» What is being asked
Output all records precisely as written.

» Provided records

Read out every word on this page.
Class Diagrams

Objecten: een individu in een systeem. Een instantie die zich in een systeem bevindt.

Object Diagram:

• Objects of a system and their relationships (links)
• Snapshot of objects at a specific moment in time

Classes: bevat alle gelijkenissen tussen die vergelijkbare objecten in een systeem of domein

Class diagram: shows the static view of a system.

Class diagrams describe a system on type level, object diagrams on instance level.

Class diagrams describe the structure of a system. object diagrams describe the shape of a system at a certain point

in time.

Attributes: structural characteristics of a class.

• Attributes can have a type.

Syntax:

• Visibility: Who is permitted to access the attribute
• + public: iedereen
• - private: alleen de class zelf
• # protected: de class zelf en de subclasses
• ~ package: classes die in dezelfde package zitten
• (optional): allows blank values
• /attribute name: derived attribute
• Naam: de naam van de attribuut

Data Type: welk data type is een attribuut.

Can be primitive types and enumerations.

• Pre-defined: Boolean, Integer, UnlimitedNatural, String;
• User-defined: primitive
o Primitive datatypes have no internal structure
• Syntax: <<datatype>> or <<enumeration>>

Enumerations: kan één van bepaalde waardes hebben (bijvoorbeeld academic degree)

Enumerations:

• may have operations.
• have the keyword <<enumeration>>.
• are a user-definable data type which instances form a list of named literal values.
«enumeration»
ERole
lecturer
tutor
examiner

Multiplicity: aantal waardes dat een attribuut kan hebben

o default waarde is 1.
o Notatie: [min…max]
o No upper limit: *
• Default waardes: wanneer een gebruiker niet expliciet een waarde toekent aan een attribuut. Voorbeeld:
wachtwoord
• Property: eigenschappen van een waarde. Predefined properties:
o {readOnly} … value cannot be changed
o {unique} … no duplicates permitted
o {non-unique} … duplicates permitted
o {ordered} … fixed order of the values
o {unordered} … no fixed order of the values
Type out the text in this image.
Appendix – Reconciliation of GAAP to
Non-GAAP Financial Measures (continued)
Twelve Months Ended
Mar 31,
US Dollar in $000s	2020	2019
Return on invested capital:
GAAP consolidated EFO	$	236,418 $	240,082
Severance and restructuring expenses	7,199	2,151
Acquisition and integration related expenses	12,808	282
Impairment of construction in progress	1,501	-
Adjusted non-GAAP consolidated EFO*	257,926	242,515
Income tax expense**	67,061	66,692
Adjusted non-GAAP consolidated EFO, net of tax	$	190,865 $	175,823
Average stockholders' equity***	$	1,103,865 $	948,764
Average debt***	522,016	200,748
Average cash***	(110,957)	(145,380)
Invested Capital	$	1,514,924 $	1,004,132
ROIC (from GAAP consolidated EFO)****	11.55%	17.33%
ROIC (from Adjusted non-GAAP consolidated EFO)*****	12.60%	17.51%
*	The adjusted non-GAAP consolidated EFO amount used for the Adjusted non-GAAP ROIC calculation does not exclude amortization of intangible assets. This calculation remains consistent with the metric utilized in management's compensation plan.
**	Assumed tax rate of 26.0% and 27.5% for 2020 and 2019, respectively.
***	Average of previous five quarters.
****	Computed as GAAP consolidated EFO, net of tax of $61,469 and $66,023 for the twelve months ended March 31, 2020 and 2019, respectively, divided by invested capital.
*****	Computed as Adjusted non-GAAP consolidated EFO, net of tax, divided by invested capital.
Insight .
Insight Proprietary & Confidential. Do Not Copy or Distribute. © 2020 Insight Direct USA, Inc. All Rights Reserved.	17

» Complete answer
Read out every word on this page.
Class Diagrams

Objecten: een individu in een systeem. Een instantie die zich in een systeem bevindt.

Object Diagram:

• Objects of a system and their relationships (links)
• Snapshot of objects at a specific moment in time

Classes: bevat alle gelijkenissen tussen die vergelijkbare objecten in een systeem of domein

Class diagram: shows the static view of a system.

Class diagrams describe a system on type level, object diagrams on instance level.

Class diagrams describe the structure of a system. object diagrams describe the shape of a system at a certain point

in time.

Attributes: structural characteristics of a class.

• Attributes can have a type.

Syntax:

• Visibility: Who is permitted to access the attribute
• + public: iedereen
• - private: alleen de class zelf
• # protected: de class zelf en de subclasses
• ~ package: classes die in dezelfde package zitten
• (optional): allows blank values
• /attribute name: derived attribute
• Naam: de naam van de attribuut

Data Type: welk data type is een attribuut.

Can be primitive types and enumerations.

• Pre-defined: Boolean, Integer, UnlimitedNatural, String;
• User-defined: primitive
o Primitive datatypes have no internal structure
• Syntax: <<datatype>> or <<enumeration>>

Enumerations: kan één van bepaalde waardes hebben (bijvoorbeeld academic degree)

Enumerations:

• may have operations.
• have the keyword <<enumeration>>.
• are a user-definable data type which instances form a list of named literal values.
«enumeration»
ERole
lecturer
tutor
examiner

Multiplicity: aantal waardes dat een attribuut kan hebben

o default waarde is 1.
o Notatie: [min…max]
o No upper limit: *
• Default waardes: wanneer een gebruiker niet expliciet een waarde toekent aan een attribuut. Voorbeeld:
wachtwoord
• Property: eigenschappen van een waarde. Predefined properties:
o {readOnly} … value cannot be changed
o {unique} … no duplicates permitted
o {non-unique} … duplicates permitted
o {ordered} … fixed order of the values
o {unordered} … no fixed order of the values
Type out the text in this image.
Appendix – Reconciliation of GAAP to
Non-GAAP Financial Measures (continued)
Twelve Months Ended
Mar 31,
US Dollar in $000s	2020	2019
Return on invested capital:
GAAP consolidated EFO	$	236,418 $	240,082
Severance and restructuring expenses	7,199	2,151
Acquisition and integration related expenses	12,808	282
Impairment of construction in progress	1,501	-
Adjusted non-GAAP consolidated EFO*	257,926	242,515
Income tax expense**	67,061	66,692
Adjusted non-GAAP consolidated EFO, net of tax	$	190,865 $	175,823
Average stockholders' equity***	$	1,103,865 $	948,764
Average debt***	522,016	200,748
Average cash***	(110,957)	(145,380)
Invested Capital	$	1,514,924 $	1,004,132
ROIC (from GAAP consolidated EFO)****	11.55%	17.33%
ROIC (from Adjusted non-GAAP consolidated EFO)*****	12.60%	17.51%
*	The adjusted non-GAAP consolidated EFO amount used for the Adjusted non-GAAP ROIC calculation does not exclude amortization of intangible assets. This calculation remains consistent with the metric utilized in management's compensation plan.
**	Assumed tax rate of 26.0% and 27.5% for 2020 and 2019, respectively.
***	Average of previous five quarters.
****	Computed as GAAP consolidated EFO, net of tax of $61,469 and $66,023 for the twelve months ended March 31, 2020 and 2019, respectively, divided by invested capital.
*****	Computed as Adjusted non-GAAP consolidated EFO, net of tax, divided by invested capital.
Insight .
Insight Proprietary & Confidential. Do Not Copy or Distribute. © 2020 Insight Direct USA, Inc. All Rights Reserved.	17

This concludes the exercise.